INSTRUCTIONS FOR THE TASK
Give all the lines below again, exactly, with no pictures.

DATA ENTRIES

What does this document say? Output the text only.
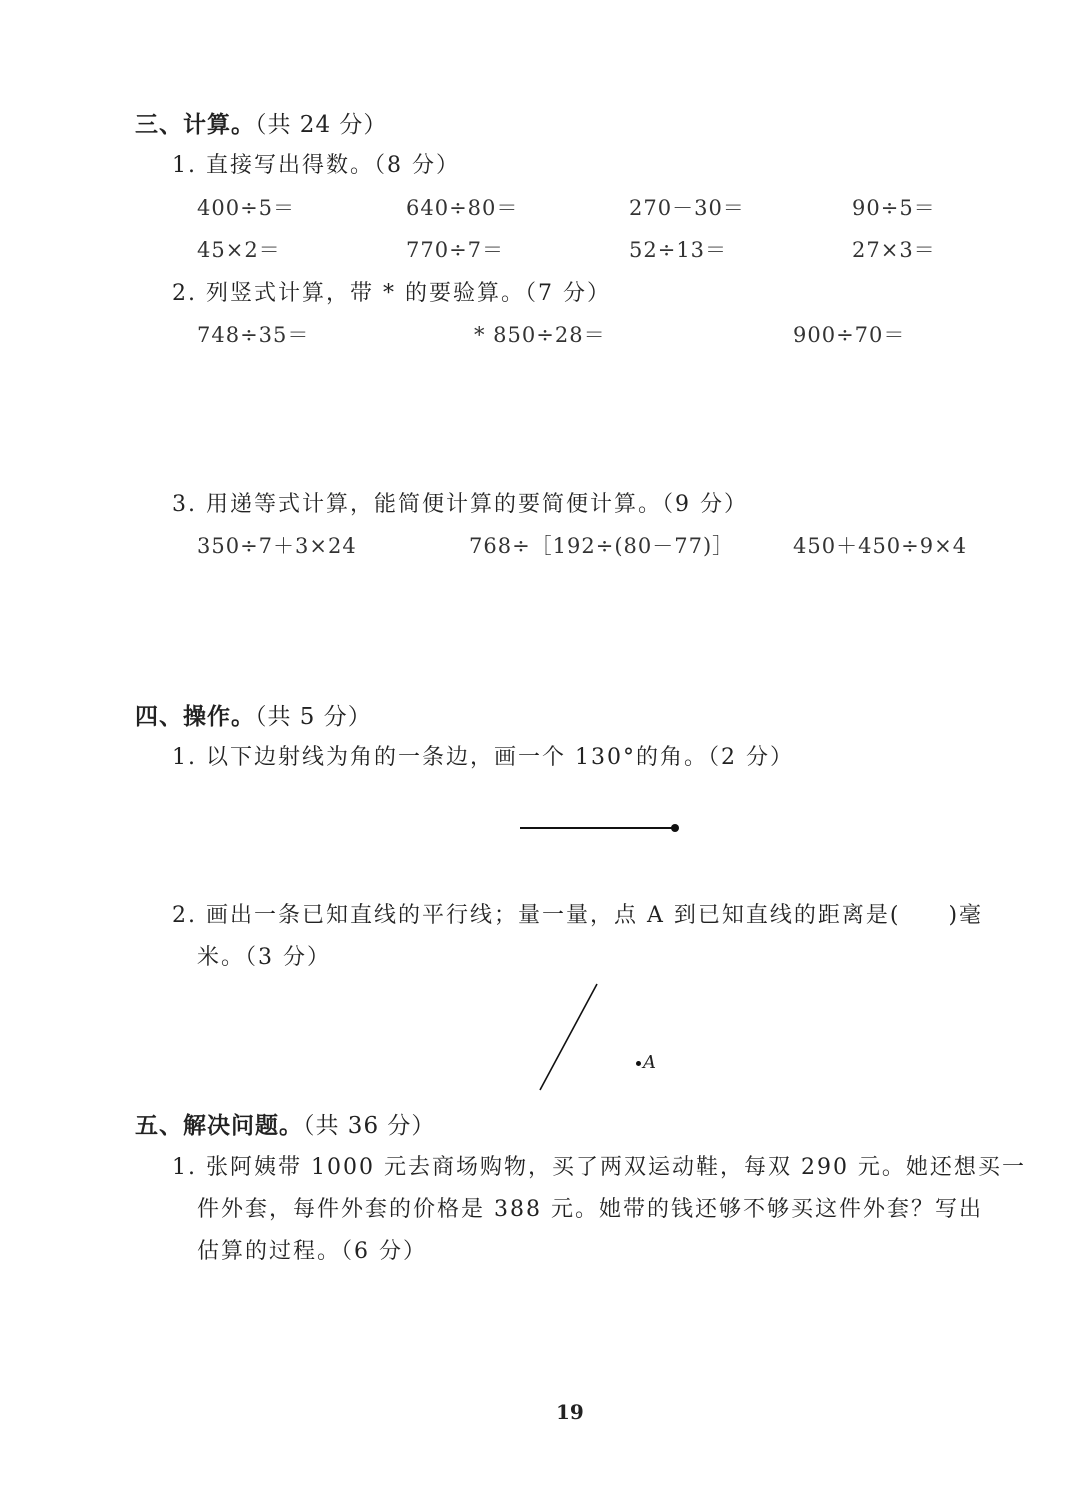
三、计算。（共 24 分）
1. 直接写出得数。（8 分）
400÷5＝	640÷80＝	270－30＝	90÷5＝
45×2＝	770÷7＝	52÷13＝	27×3＝
2. 列竖式计算，带 * 的要验算。（7 分）
748÷35＝	* 850÷28＝	900÷70＝
3. 用递等式计算，能简便计算的要简便计算。（9 分）
350÷7＋3×24	768÷［192÷(80－77)］	450＋450÷9×4
四、操作。（共 5 分）
1. 以下边射线为角的一条边，画一个 130°的角。（2 分）
2. 画出一条已知直线的平行线；量一量，点 A 到已知直线的距离是(　　)毫
米。（3 分）
A
五、解决问题。（共 36 分）
1. 张阿姨带 1000 元去商场购物，买了两双运动鞋，每双 290 元。她还想买一
件外套，每件外套的价格是 388 元。她带的钱还够不够买这件外套？写出
估算的过程。（6 分）
19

RESULT
What does this document say? Output the text only.
三、计算。（共 24 分）
1. 直接写出得数。（8 分）
400÷5＝	640÷80＝	270－30＝	90÷5＝
45×2＝	770÷7＝	52÷13＝	27×3＝
2. 列竖式计算，带 * 的要验算。（7 分）
748÷35＝	* 850÷28＝	900÷70＝
3. 用递等式计算，能简便计算的要简便计算。（9 分）
350÷7＋3×24	768÷［192÷(80－77)］	450＋450÷9×4
四、操作。（共 5 分）
1. 以下边射线为角的一条边，画一个 130°的角。（2 分）
2. 画出一条已知直线的平行线；量一量，点 A 到已知直线的距离是(　　)毫
米。（3 分）
A
五、解决问题。（共 36 分）
1. 张阿姨带 1000 元去商场购物，买了两双运动鞋，每双 290 元。她还想买一
件外套，每件外套的价格是 388 元。她带的钱还够不够买这件外套？写出
估算的过程。（6 分）
19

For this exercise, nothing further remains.